* INFORMATION SHOWN *
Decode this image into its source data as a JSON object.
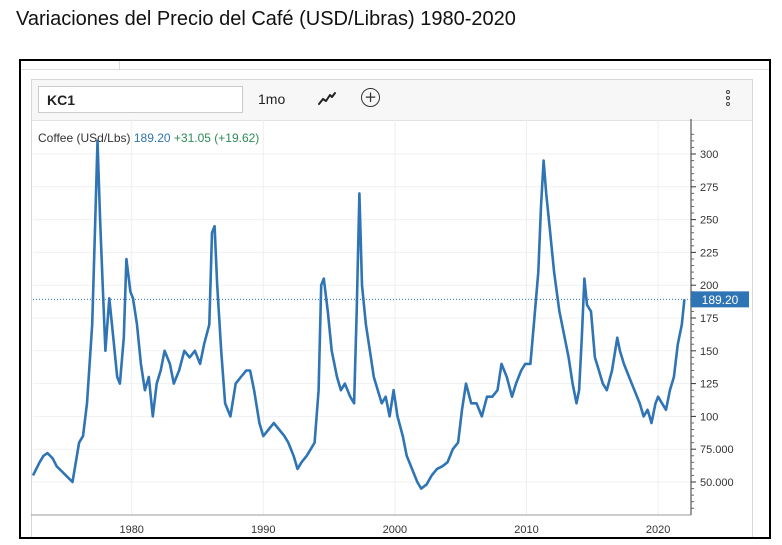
{
  "page_title": "Variaciones del Precio del Café (USD/Libras) 1980-2020",
  "toolbar": {
    "symbol": "KC1",
    "interval": "1mo",
    "add_label": "+"
  },
  "legend": {
    "name": "Coffee (USd/Lbs)",
    "price": "189.20",
    "change": "+31.05 (+19.62)"
  },
  "colors": {
    "line": "#2f74b5",
    "price_tag_bg": "#2f74b5",
    "change": "#2e8b57"
  },
  "chart_data": {
    "type": "line",
    "title": "",
    "xlabel": "",
    "ylabel": "",
    "last_value_label": "189.20",
    "xlim": [
      1972.5,
      2022.5
    ],
    "ylim": [
      20,
      320
    ],
    "y_ticks": [
      {
        "value": 50,
        "label": "50.000"
      },
      {
        "value": 75,
        "label": "75.000"
      },
      {
        "value": 100,
        "label": "100"
      },
      {
        "value": 125,
        "label": "125"
      },
      {
        "value": 150,
        "label": "150"
      },
      {
        "value": 175,
        "label": "175"
      },
      {
        "value": 200,
        "label": "200"
      },
      {
        "value": 225,
        "label": "225"
      },
      {
        "value": 250,
        "label": "250"
      },
      {
        "value": 275,
        "label": "275"
      },
      {
        "value": 300,
        "label": "300"
      }
    ],
    "x_ticks": [
      {
        "value": 1980,
        "label": "1980"
      },
      {
        "value": 1990,
        "label": "1990"
      },
      {
        "value": 2000,
        "label": "2000"
      },
      {
        "value": 2010,
        "label": "2010"
      },
      {
        "value": 2020,
        "label": "2020"
      }
    ],
    "grid": true,
    "series": [
      {
        "values": [
          [
            1972.5,
            55
          ],
          [
            1973.0,
            65
          ],
          [
            1973.3,
            70
          ],
          [
            1973.6,
            72
          ],
          [
            1974.0,
            68
          ],
          [
            1974.3,
            62
          ],
          [
            1974.7,
            58
          ],
          [
            1975.0,
            55
          ],
          [
            1975.5,
            50
          ],
          [
            1976.0,
            80
          ],
          [
            1976.3,
            85
          ],
          [
            1976.6,
            110
          ],
          [
            1977.0,
            170
          ],
          [
            1977.2,
            240
          ],
          [
            1977.4,
            310
          ],
          [
            1977.6,
            250
          ],
          [
            1977.8,
            200
          ],
          [
            1978.0,
            150
          ],
          [
            1978.3,
            190
          ],
          [
            1978.6,
            160
          ],
          [
            1978.9,
            130
          ],
          [
            1979.1,
            125
          ],
          [
            1979.4,
            160
          ],
          [
            1979.6,
            220
          ],
          [
            1979.9,
            195
          ],
          [
            1980.1,
            190
          ],
          [
            1980.4,
            170
          ],
          [
            1980.7,
            140
          ],
          [
            1981.0,
            120
          ],
          [
            1981.3,
            130
          ],
          [
            1981.6,
            100
          ],
          [
            1981.9,
            125
          ],
          [
            1982.2,
            135
          ],
          [
            1982.5,
            150
          ],
          [
            1982.9,
            140
          ],
          [
            1983.2,
            125
          ],
          [
            1983.6,
            135
          ],
          [
            1984.0,
            150
          ],
          [
            1984.4,
            145
          ],
          [
            1984.8,
            150
          ],
          [
            1985.2,
            140
          ],
          [
            1985.5,
            155
          ],
          [
            1985.9,
            170
          ],
          [
            1986.1,
            240
          ],
          [
            1986.3,
            245
          ],
          [
            1986.5,
            200
          ],
          [
            1986.8,
            150
          ],
          [
            1987.1,
            110
          ],
          [
            1987.5,
            100
          ],
          [
            1987.9,
            125
          ],
          [
            1988.3,
            130
          ],
          [
            1988.7,
            135
          ],
          [
            1989.0,
            135
          ],
          [
            1989.3,
            120
          ],
          [
            1989.7,
            95
          ],
          [
            1990.0,
            85
          ],
          [
            1990.4,
            90
          ],
          [
            1990.8,
            95
          ],
          [
            1991.2,
            90
          ],
          [
            1991.6,
            85
          ],
          [
            1991.9,
            80
          ],
          [
            1992.3,
            70
          ],
          [
            1992.6,
            60
          ],
          [
            1992.9,
            65
          ],
          [
            1993.3,
            70
          ],
          [
            1993.6,
            75
          ],
          [
            1993.9,
            80
          ],
          [
            1994.2,
            120
          ],
          [
            1994.4,
            200
          ],
          [
            1994.6,
            205
          ],
          [
            1994.9,
            180
          ],
          [
            1995.2,
            150
          ],
          [
            1995.6,
            130
          ],
          [
            1995.9,
            120
          ],
          [
            1996.2,
            125
          ],
          [
            1996.6,
            115
          ],
          [
            1996.9,
            110
          ],
          [
            1997.1,
            180
          ],
          [
            1997.3,
            270
          ],
          [
            1997.5,
            200
          ],
          [
            1997.8,
            170
          ],
          [
            1998.1,
            150
          ],
          [
            1998.4,
            130
          ],
          [
            1998.7,
            120
          ],
          [
            1999.0,
            110
          ],
          [
            1999.3,
            115
          ],
          [
            1999.6,
            100
          ],
          [
            1999.9,
            120
          ],
          [
            2000.2,
            100
          ],
          [
            2000.6,
            85
          ],
          [
            2000.9,
            70
          ],
          [
            2001.3,
            60
          ],
          [
            2001.7,
            50
          ],
          [
            2002.0,
            45
          ],
          [
            2002.4,
            48
          ],
          [
            2002.8,
            55
          ],
          [
            2003.2,
            60
          ],
          [
            2003.6,
            62
          ],
          [
            2004.0,
            65
          ],
          [
            2004.4,
            75
          ],
          [
            2004.8,
            80
          ],
          [
            2005.1,
            105
          ],
          [
            2005.4,
            125
          ],
          [
            2005.8,
            110
          ],
          [
            2006.2,
            110
          ],
          [
            2006.6,
            100
          ],
          [
            2007.0,
            115
          ],
          [
            2007.4,
            115
          ],
          [
            2007.8,
            120
          ],
          [
            2008.1,
            140
          ],
          [
            2008.5,
            130
          ],
          [
            2008.9,
            115
          ],
          [
            2009.2,
            125
          ],
          [
            2009.6,
            135
          ],
          [
            2009.9,
            140
          ],
          [
            2010.3,
            140
          ],
          [
            2010.6,
            175
          ],
          [
            2010.9,
            210
          ],
          [
            2011.1,
            260
          ],
          [
            2011.3,
            295
          ],
          [
            2011.5,
            270
          ],
          [
            2011.8,
            240
          ],
          [
            2012.1,
            210
          ],
          [
            2012.5,
            180
          ],
          [
            2012.9,
            160
          ],
          [
            2013.2,
            145
          ],
          [
            2013.5,
            125
          ],
          [
            2013.8,
            110
          ],
          [
            2014.0,
            120
          ],
          [
            2014.2,
            160
          ],
          [
            2014.4,
            205
          ],
          [
            2014.6,
            185
          ],
          [
            2014.9,
            180
          ],
          [
            2015.2,
            145
          ],
          [
            2015.5,
            135
          ],
          [
            2015.8,
            125
          ],
          [
            2016.1,
            120
          ],
          [
            2016.5,
            135
          ],
          [
            2016.9,
            160
          ],
          [
            2017.1,
            150
          ],
          [
            2017.4,
            140
          ],
          [
            2017.8,
            130
          ],
          [
            2018.2,
            120
          ],
          [
            2018.6,
            110
          ],
          [
            2018.9,
            100
          ],
          [
            2019.2,
            105
          ],
          [
            2019.5,
            95
          ],
          [
            2019.8,
            110
          ],
          [
            2020.0,
            115
          ],
          [
            2020.3,
            110
          ],
          [
            2020.6,
            105
          ],
          [
            2020.9,
            120
          ],
          [
            2021.2,
            130
          ],
          [
            2021.5,
            155
          ],
          [
            2021.8,
            170
          ],
          [
            2022.0,
            189.2
          ]
        ]
      }
    ]
  }
}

* TASK TO CARRY OUT *
Reproduce every entry exactly, but omit each picture.

* THE ANSWER *
Decode this image into its source data as a JSON object.
{
  "page_title": "Variaciones del Precio del Café (USD/Libras) 1980-2020",
  "toolbar": {
    "symbol": "KC1",
    "interval": "1mo",
    "add_label": "+"
  },
  "legend": {
    "name": "Coffee (USd/Lbs)",
    "price": "189.20",
    "change": "+31.05 (+19.62)"
  },
  "colors": {
    "line": "#2f74b5",
    "price_tag_bg": "#2f74b5",
    "change": "#2e8b57"
  },
  "chart_data": {
    "type": "line",
    "title": "",
    "xlabel": "",
    "ylabel": "",
    "last_value_label": "189.20",
    "xlim": [
      1972.5,
      2022.5
    ],
    "ylim": [
      20,
      320
    ],
    "y_ticks": [
      {
        "value": 50,
        "label": "50.000"
      },
      {
        "value": 75,
        "label": "75.000"
      },
      {
        "value": 100,
        "label": "100"
      },
      {
        "value": 125,
        "label": "125"
      },
      {
        "value": 150,
        "label": "150"
      },
      {
        "value": 175,
        "label": "175"
      },
      {
        "value": 200,
        "label": "200"
      },
      {
        "value": 225,
        "label": "225"
      },
      {
        "value": 250,
        "label": "250"
      },
      {
        "value": 275,
        "label": "275"
      },
      {
        "value": 300,
        "label": "300"
      }
    ],
    "x_ticks": [
      {
        "value": 1980,
        "label": "1980"
      },
      {
        "value": 1990,
        "label": "1990"
      },
      {
        "value": 2000,
        "label": "2000"
      },
      {
        "value": 2010,
        "label": "2010"
      },
      {
        "value": 2020,
        "label": "2020"
      }
    ],
    "grid": true,
    "series": [
      {
        "values": [
          [
            1972.5,
            55
          ],
          [
            1973.0,
            65
          ],
          [
            1973.3,
            70
          ],
          [
            1973.6,
            72
          ],
          [
            1974.0,
            68
          ],
          [
            1974.3,
            62
          ],
          [
            1974.7,
            58
          ],
          [
            1975.0,
            55
          ],
          [
            1975.5,
            50
          ],
          [
            1976.0,
            80
          ],
          [
            1976.3,
            85
          ],
          [
            1976.6,
            110
          ],
          [
            1977.0,
            170
          ],
          [
            1977.2,
            240
          ],
          [
            1977.4,
            310
          ],
          [
            1977.6,
            250
          ],
          [
            1977.8,
            200
          ],
          [
            1978.0,
            150
          ],
          [
            1978.3,
            190
          ],
          [
            1978.6,
            160
          ],
          [
            1978.9,
            130
          ],
          [
            1979.1,
            125
          ],
          [
            1979.4,
            160
          ],
          [
            1979.6,
            220
          ],
          [
            1979.9,
            195
          ],
          [
            1980.1,
            190
          ],
          [
            1980.4,
            170
          ],
          [
            1980.7,
            140
          ],
          [
            1981.0,
            120
          ],
          [
            1981.3,
            130
          ],
          [
            1981.6,
            100
          ],
          [
            1981.9,
            125
          ],
          [
            1982.2,
            135
          ],
          [
            1982.5,
            150
          ],
          [
            1982.9,
            140
          ],
          [
            1983.2,
            125
          ],
          [
            1983.6,
            135
          ],
          [
            1984.0,
            150
          ],
          [
            1984.4,
            145
          ],
          [
            1984.8,
            150
          ],
          [
            1985.2,
            140
          ],
          [
            1985.5,
            155
          ],
          [
            1985.9,
            170
          ],
          [
            1986.1,
            240
          ],
          [
            1986.3,
            245
          ],
          [
            1986.5,
            200
          ],
          [
            1986.8,
            150
          ],
          [
            1987.1,
            110
          ],
          [
            1987.5,
            100
          ],
          [
            1987.9,
            125
          ],
          [
            1988.3,
            130
          ],
          [
            1988.7,
            135
          ],
          [
            1989.0,
            135
          ],
          [
            1989.3,
            120
          ],
          [
            1989.7,
            95
          ],
          [
            1990.0,
            85
          ],
          [
            1990.4,
            90
          ],
          [
            1990.8,
            95
          ],
          [
            1991.2,
            90
          ],
          [
            1991.6,
            85
          ],
          [
            1991.9,
            80
          ],
          [
            1992.3,
            70
          ],
          [
            1992.6,
            60
          ],
          [
            1992.9,
            65
          ],
          [
            1993.3,
            70
          ],
          [
            1993.6,
            75
          ],
          [
            1993.9,
            80
          ],
          [
            1994.2,
            120
          ],
          [
            1994.4,
            200
          ],
          [
            1994.6,
            205
          ],
          [
            1994.9,
            180
          ],
          [
            1995.2,
            150
          ],
          [
            1995.6,
            130
          ],
          [
            1995.9,
            120
          ],
          [
            1996.2,
            125
          ],
          [
            1996.6,
            115
          ],
          [
            1996.9,
            110
          ],
          [
            1997.1,
            180
          ],
          [
            1997.3,
            270
          ],
          [
            1997.5,
            200
          ],
          [
            1997.8,
            170
          ],
          [
            1998.1,
            150
          ],
          [
            1998.4,
            130
          ],
          [
            1998.7,
            120
          ],
          [
            1999.0,
            110
          ],
          [
            1999.3,
            115
          ],
          [
            1999.6,
            100
          ],
          [
            1999.9,
            120
          ],
          [
            2000.2,
            100
          ],
          [
            2000.6,
            85
          ],
          [
            2000.9,
            70
          ],
          [
            2001.3,
            60
          ],
          [
            2001.7,
            50
          ],
          [
            2002.0,
            45
          ],
          [
            2002.4,
            48
          ],
          [
            2002.8,
            55
          ],
          [
            2003.2,
            60
          ],
          [
            2003.6,
            62
          ],
          [
            2004.0,
            65
          ],
          [
            2004.4,
            75
          ],
          [
            2004.8,
            80
          ],
          [
            2005.1,
            105
          ],
          [
            2005.4,
            125
          ],
          [
            2005.8,
            110
          ],
          [
            2006.2,
            110
          ],
          [
            2006.6,
            100
          ],
          [
            2007.0,
            115
          ],
          [
            2007.4,
            115
          ],
          [
            2007.8,
            120
          ],
          [
            2008.1,
            140
          ],
          [
            2008.5,
            130
          ],
          [
            2008.9,
            115
          ],
          [
            2009.2,
            125
          ],
          [
            2009.6,
            135
          ],
          [
            2009.9,
            140
          ],
          [
            2010.3,
            140
          ],
          [
            2010.6,
            175
          ],
          [
            2010.9,
            210
          ],
          [
            2011.1,
            260
          ],
          [
            2011.3,
            295
          ],
          [
            2011.5,
            270
          ],
          [
            2011.8,
            240
          ],
          [
            2012.1,
            210
          ],
          [
            2012.5,
            180
          ],
          [
            2012.9,
            160
          ],
          [
            2013.2,
            145
          ],
          [
            2013.5,
            125
          ],
          [
            2013.8,
            110
          ],
          [
            2014.0,
            120
          ],
          [
            2014.2,
            160
          ],
          [
            2014.4,
            205
          ],
          [
            2014.6,
            185
          ],
          [
            2014.9,
            180
          ],
          [
            2015.2,
            145
          ],
          [
            2015.5,
            135
          ],
          [
            2015.8,
            125
          ],
          [
            2016.1,
            120
          ],
          [
            2016.5,
            135
          ],
          [
            2016.9,
            160
          ],
          [
            2017.1,
            150
          ],
          [
            2017.4,
            140
          ],
          [
            2017.8,
            130
          ],
          [
            2018.2,
            120
          ],
          [
            2018.6,
            110
          ],
          [
            2018.9,
            100
          ],
          [
            2019.2,
            105
          ],
          [
            2019.5,
            95
          ],
          [
            2019.8,
            110
          ],
          [
            2020.0,
            115
          ],
          [
            2020.3,
            110
          ],
          [
            2020.6,
            105
          ],
          [
            2020.9,
            120
          ],
          [
            2021.2,
            130
          ],
          [
            2021.5,
            155
          ],
          [
            2021.8,
            170
          ],
          [
            2022.0,
            189.2
          ]
        ]
      }
    ]
  }
}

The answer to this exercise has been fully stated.